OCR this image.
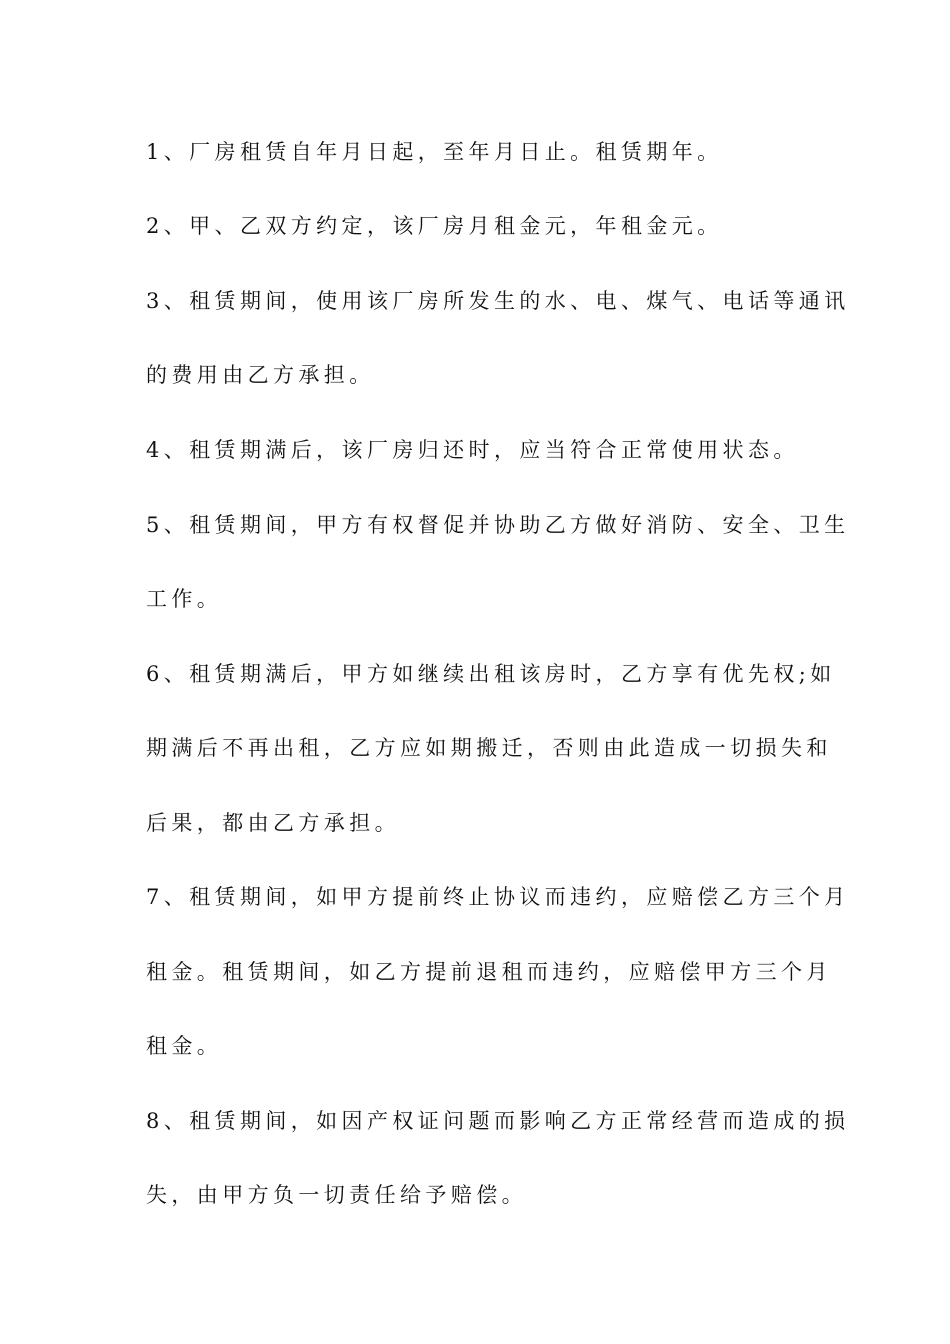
1、厂房租赁自年月日起，至年月日止。租赁期年。
2、甲、乙双方约定，该厂房月租金元，年租金元。
3、租赁期间，使用该厂房所发生的水、电、煤气、电话等通讯
的费用由乙方承担。
4、租赁期满后，该厂房归还时，应当符合正常使用状态。
5、租赁期间，甲方有权督促并协助乙方做好消防、安全、卫生
工作。
6、租赁期满后，甲方如继续出租该房时，乙方享有优先权;如
期满后不再出租，乙方应如期搬迁，否则由此造成一切损失和
后果，都由乙方承担。
7、租赁期间，如甲方提前终止协议而违约，应赔偿乙方三个月
租金。租赁期间，如乙方提前退租而违约，应赔偿甲方三个月
租金。
8、租赁期间，如因产权证问题而影响乙方正常经营而造成的损
失，由甲方负一切责任给予赔偿。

# Exercise prompt
All of the entries need to be transcribed word for word; pictures are left out.

# Task solution
OCR this image.
1、厂房租赁自年月日起，至年月日止。租赁期年。
2、甲、乙双方约定，该厂房月租金元，年租金元。
3、租赁期间，使用该厂房所发生的水、电、煤气、电话等通讯
的费用由乙方承担。
4、租赁期满后，该厂房归还时，应当符合正常使用状态。
5、租赁期间，甲方有权督促并协助乙方做好消防、安全、卫生
工作。
6、租赁期满后，甲方如继续出租该房时，乙方享有优先权;如
期满后不再出租，乙方应如期搬迁，否则由此造成一切损失和
后果，都由乙方承担。
7、租赁期间，如甲方提前终止协议而违约，应赔偿乙方三个月
租金。租赁期间，如乙方提前退租而违约，应赔偿甲方三个月
租金。
8、租赁期间，如因产权证问题而影响乙方正常经营而造成的损
失，由甲方负一切责任给予赔偿。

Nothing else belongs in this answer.